WHAT IS BEING ASKED -> Every picture is to be removed, and all the data is to be copied exactly.

Extracted data entries ->
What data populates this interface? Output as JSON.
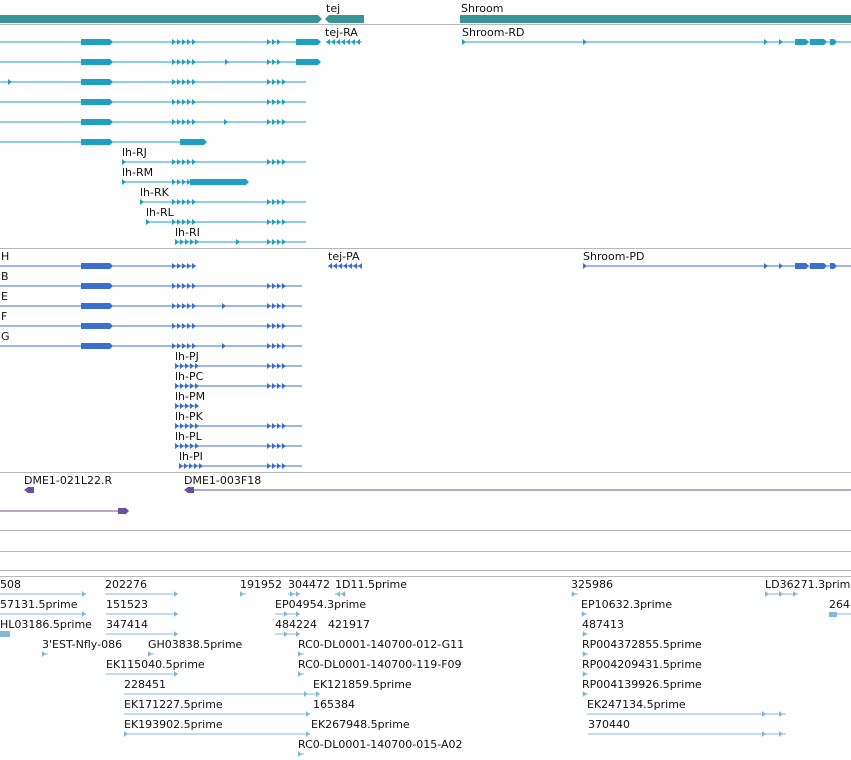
{
  "colors": {
    "gene": "#3a9597",
    "transcript": "#1fa0bf",
    "protein": "#3a6fcf",
    "clone": "#6e4e9e",
    "est": "#84b8db",
    "line": "#7a7a7a"
  },
  "genes": [
    {
      "label": "tej"
    },
    {
      "label": "Shroom"
    }
  ],
  "transcripts": [
    {
      "label": "tej-RA"
    },
    {
      "label": "Shroom-RD"
    },
    {
      "label": "lh-RJ"
    },
    {
      "label": "lh-RM"
    },
    {
      "label": "lh-RK"
    },
    {
      "label": "lh-RL"
    },
    {
      "label": "lh-RI"
    }
  ],
  "proteins": [
    {
      "label": "H"
    },
    {
      "label": "tej-PA"
    },
    {
      "label": "Shroom-PD"
    },
    {
      "label": "B"
    },
    {
      "label": "E"
    },
    {
      "label": "F"
    },
    {
      "label": "G"
    },
    {
      "label": "lh-PJ"
    },
    {
      "label": "lh-PC"
    },
    {
      "label": "lh-PM"
    },
    {
      "label": "lh-PK"
    },
    {
      "label": "lh-PL"
    },
    {
      "label": "lh-PI"
    }
  ],
  "clones": [
    {
      "label": "DME1-021L22.R"
    },
    {
      "label": "DME1-003F18"
    }
  ],
  "ests": [
    {
      "label": "508"
    },
    {
      "label": "202276"
    },
    {
      "label": "191952"
    },
    {
      "label": "304472"
    },
    {
      "label": "1D11.5prime"
    },
    {
      "label": "325986"
    },
    {
      "label": "LD36271.3prim"
    },
    {
      "label": "57131.5prime"
    },
    {
      "label": "151523"
    },
    {
      "label": "EP04954.3prime"
    },
    {
      "label": "EP10632.3prime"
    },
    {
      "label": "264"
    },
    {
      "label": "HL03186.5prime"
    },
    {
      "label": "347414"
    },
    {
      "label": "484224"
    },
    {
      "label": "421917"
    },
    {
      "label": "487413"
    },
    {
      "label": "3'EST-Nfly-086"
    },
    {
      "label": "GH03838.5prime"
    },
    {
      "label": "RC0-DL0001-140700-012-G11"
    },
    {
      "label": "RP004372855.5prime"
    },
    {
      "label": "EK115040.5prime"
    },
    {
      "label": "RC0-DL0001-140700-119-F09"
    },
    {
      "label": "RP004209431.5prime"
    },
    {
      "label": "228451"
    },
    {
      "label": "EK121859.5prime"
    },
    {
      "label": "RP004139926.5prime"
    },
    {
      "label": "EK171227.5prime"
    },
    {
      "label": "165384"
    },
    {
      "label": "EK247134.5prime"
    },
    {
      "label": "EK193902.5prime"
    },
    {
      "label": "EK267948.5prime"
    },
    {
      "label": "370440"
    },
    {
      "label": "RC0-DL0001-140700-015-A02"
    }
  ]
}
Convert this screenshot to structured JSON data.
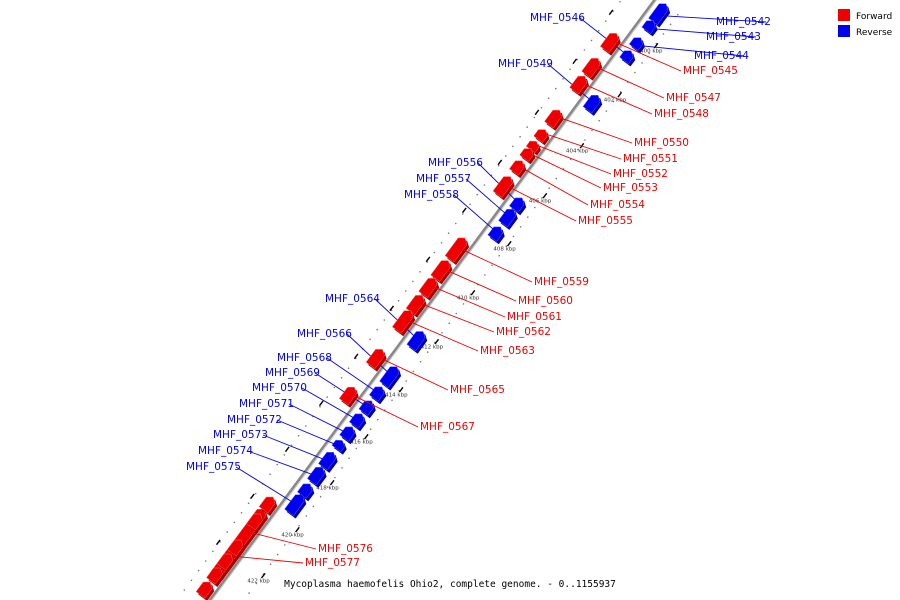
{
  "title": "Mycoplasma haemofelis Ohio2, complete genome. - 0..1155937",
  "legend": [
    {
      "label": "Forward",
      "color": "#ee0000"
    },
    {
      "label": "Reverse",
      "color": "#0000ee"
    }
  ],
  "colors": {
    "forward": "#ee0000",
    "forward_dark": "#aa0000",
    "forward_light": "#ff6666",
    "reverse": "#0000ee",
    "reverse_dark": "#0000aa",
    "reverse_light": "#6666ff",
    "backbone": "#888888"
  },
  "ticks": [
    "400 kbp",
    "402 kbp",
    "404 kbp",
    "406 kbp",
    "408 kbp",
    "410 kbp",
    "412 kbp",
    "414 kbp",
    "416 kbp",
    "418 kbp",
    "420 kbp",
    "422 kbp"
  ],
  "reverse_genes": [
    "MHF_0542",
    "MHF_0543",
    "MHF_0544",
    "MHF_0546",
    "MHF_0549",
    "MHF_0556",
    "MHF_0557",
    "MHF_0558",
    "MHF_0564",
    "MHF_0566",
    "MHF_0568",
    "MHF_0569",
    "MHF_0570",
    "MHF_0571",
    "MHF_0572",
    "MHF_0573",
    "MHF_0574",
    "MHF_0575"
  ],
  "forward_genes": [
    "MHF_0545",
    "MHF_0547",
    "MHF_0548",
    "MHF_0550",
    "MHF_0551",
    "MHF_0552",
    "MHF_0553",
    "MHF_0554",
    "MHF_0555",
    "MHF_0559",
    "MHF_0560",
    "MHF_0561",
    "MHF_0562",
    "MHF_0563",
    "MHF_0565",
    "MHF_0567",
    "MHF_0576",
    "MHF_0577"
  ]
}
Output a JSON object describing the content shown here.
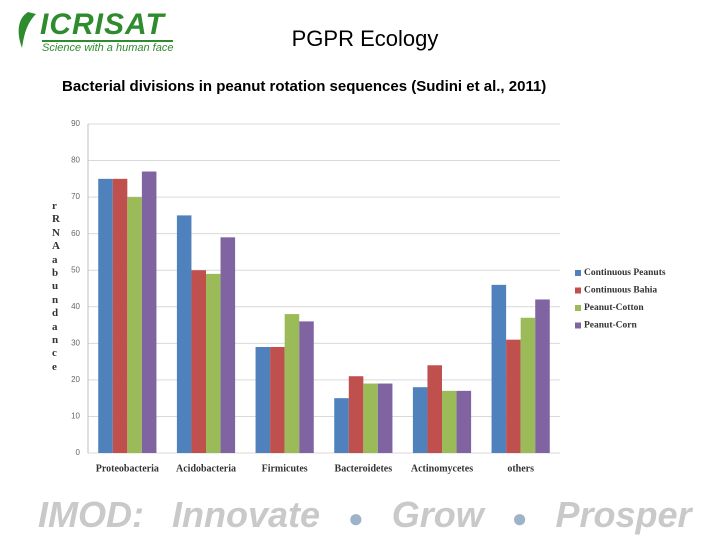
{
  "header": {
    "logo": "ICRISAT",
    "tagline": "Science with a human face",
    "title": "PGPR Ecology",
    "subtitle": "Bacterial divisions in peanut rotation sequences (Sudini et al., 2011)"
  },
  "chart_data": {
    "type": "bar",
    "y_label": "rRNAabundance",
    "categories": [
      "Proteobacteria",
      "Acidobacteria",
      "Firmicutes",
      "Bacteroidetes",
      "Actinomycetes",
      "others"
    ],
    "series": [
      {
        "name": "Continuous Peanuts",
        "color": "#4f81bd",
        "values": [
          75,
          65,
          29,
          15,
          18,
          46
        ]
      },
      {
        "name": "Continuous Bahia",
        "color": "#c0504d",
        "values": [
          75,
          50,
          29,
          21,
          24,
          31
        ]
      },
      {
        "name": "Peanut-Cotton",
        "color": "#9bbb59",
        "values": [
          70,
          49,
          38,
          19,
          17,
          37
        ]
      },
      {
        "name": "Peanut-Corn",
        "color": "#8064a2",
        "values": [
          77,
          59,
          36,
          19,
          17,
          42
        ]
      }
    ],
    "ylim": [
      0,
      90
    ],
    "yticks": [
      0,
      10,
      20,
      30,
      40,
      50,
      60,
      70,
      80,
      90
    ],
    "grid": true,
    "legend": "right"
  },
  "footer": {
    "brand": "IMOD:",
    "words": [
      "Innovate",
      "Grow",
      "Prosper"
    ]
  }
}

WRITTEN ANSWER ->
What data populates this interface? Output as JSON.
{
  "colors": {
    "gene": "#3a9597",
    "transcript": "#1fa0bf",
    "protein": "#3a6fcf",
    "clone": "#6e4e9e",
    "est": "#84b8db",
    "line": "#7a7a7a"
  },
  "genes": [
    {
      "label": "tej"
    },
    {
      "label": "Shroom"
    }
  ],
  "transcripts": [
    {
      "label": "tej-RA"
    },
    {
      "label": "Shroom-RD"
    },
    {
      "label": "lh-RJ"
    },
    {
      "label": "lh-RM"
    },
    {
      "label": "lh-RK"
    },
    {
      "label": "lh-RL"
    },
    {
      "label": "lh-RI"
    }
  ],
  "proteins": [
    {
      "label": "H"
    },
    {
      "label": "tej-PA"
    },
    {
      "label": "Shroom-PD"
    },
    {
      "label": "B"
    },
    {
      "label": "E"
    },
    {
      "label": "F"
    },
    {
      "label": "G"
    },
    {
      "label": "lh-PJ"
    },
    {
      "label": "lh-PC"
    },
    {
      "label": "lh-PM"
    },
    {
      "label": "lh-PK"
    },
    {
      "label": "lh-PL"
    },
    {
      "label": "lh-PI"
    }
  ],
  "clones": [
    {
      "label": "DME1-021L22.R"
    },
    {
      "label": "DME1-003F18"
    }
  ],
  "ests": [
    {
      "label": "508"
    },
    {
      "label": "202276"
    },
    {
      "label": "191952"
    },
    {
      "label": "304472"
    },
    {
      "label": "1D11.5prime"
    },
    {
      "label": "325986"
    },
    {
      "label": "LD36271.3prim"
    },
    {
      "label": "57131.5prime"
    },
    {
      "label": "151523"
    },
    {
      "label": "EP04954.3prime"
    },
    {
      "label": "EP10632.3prime"
    },
    {
      "label": "264"
    },
    {
      "label": "HL03186.5prime"
    },
    {
      "label": "347414"
    },
    {
      "label": "484224"
    },
    {
      "label": "421917"
    },
    {
      "label": "487413"
    },
    {
      "label": "3'EST-Nfly-086"
    },
    {
      "label": "GH03838.5prime"
    },
    {
      "label": "RC0-DL0001-140700-012-G11"
    },
    {
      "label": "RP004372855.5prime"
    },
    {
      "label": "EK115040.5prime"
    },
    {
      "label": "RC0-DL0001-140700-119-F09"
    },
    {
      "label": "RP004209431.5prime"
    },
    {
      "label": "228451"
    },
    {
      "label": "EK121859.5prime"
    },
    {
      "label": "RP004139926.5prime"
    },
    {
      "label": "EK171227.5prime"
    },
    {
      "label": "165384"
    },
    {
      "label": "EK247134.5prime"
    },
    {
      "label": "EK193902.5prime"
    },
    {
      "label": "EK267948.5prime"
    },
    {
      "label": "370440"
    },
    {
      "label": "RC0-DL0001-140700-015-A02"
    }
  ]
}
Convert this screenshot to structured JSON data.
{
  "title": "Mycoplasma haemofelis Ohio2, complete genome. - 0..1155937",
  "legend": [
    {
      "label": "Forward",
      "color": "#ee0000"
    },
    {
      "label": "Reverse",
      "color": "#0000ee"
    }
  ],
  "colors": {
    "forward": "#ee0000",
    "forward_dark": "#aa0000",
    "forward_light": "#ff6666",
    "reverse": "#0000ee",
    "reverse_dark": "#0000aa",
    "reverse_light": "#6666ff",
    "backbone": "#888888"
  },
  "ticks": [
    "400 kbp",
    "402 kbp",
    "404 kbp",
    "406 kbp",
    "408 kbp",
    "410 kbp",
    "412 kbp",
    "414 kbp",
    "416 kbp",
    "418 kbp",
    "420 kbp",
    "422 kbp"
  ],
  "reverse_genes": [
    "MHF_0542",
    "MHF_0543",
    "MHF_0544",
    "MHF_0546",
    "MHF_0549",
    "MHF_0556",
    "MHF_0557",
    "MHF_0558",
    "MHF_0564",
    "MHF_0566",
    "MHF_0568",
    "MHF_0569",
    "MHF_0570",
    "MHF_0571",
    "MHF_0572",
    "MHF_0573",
    "MHF_0574",
    "MHF_0575"
  ],
  "forward_genes": [
    "MHF_0545",
    "MHF_0547",
    "MHF_0548",
    "MHF_0550",
    "MHF_0551",
    "MHF_0552",
    "MHF_0553",
    "MHF_0554",
    "MHF_0555",
    "MHF_0559",
    "MHF_0560",
    "MHF_0561",
    "MHF_0562",
    "MHF_0563",
    "MHF_0565",
    "MHF_0567",
    "MHF_0576",
    "MHF_0577"
  ]
}
Output a JSON object describing the content shown here.
{
  "header": {
    "logo": "ICRISAT",
    "tagline": "Science with a human face",
    "title": "PGPR Ecology",
    "subtitle": "Bacterial divisions in peanut rotation sequences (Sudini et al., 2011)"
  },
  "chart_data": {
    "type": "bar",
    "y_label": "rRNAabundance",
    "categories": [
      "Proteobacteria",
      "Acidobacteria",
      "Firmicutes",
      "Bacteroidetes",
      "Actinomycetes",
      "others"
    ],
    "series": [
      {
        "name": "Continuous Peanuts",
        "color": "#4f81bd",
        "values": [
          75,
          65,
          29,
          15,
          18,
          46
        ]
      },
      {
        "name": "Continuous Bahia",
        "color": "#c0504d",
        "values": [
          75,
          50,
          29,
          21,
          24,
          31
        ]
      },
      {
        "name": "Peanut-Cotton",
        "color": "#9bbb59",
        "values": [
          70,
          49,
          38,
          19,
          17,
          37
        ]
      },
      {
        "name": "Peanut-Corn",
        "color": "#8064a2",
        "values": [
          77,
          59,
          36,
          19,
          17,
          42
        ]
      }
    ],
    "ylim": [
      0,
      90
    ],
    "yticks": [
      0,
      10,
      20,
      30,
      40,
      50,
      60,
      70,
      80,
      90
    ],
    "grid": true,
    "legend": "right"
  },
  "footer": {
    "brand": "IMOD:",
    "words": [
      "Innovate",
      "Grow",
      "Prosper"
    ]
  }
}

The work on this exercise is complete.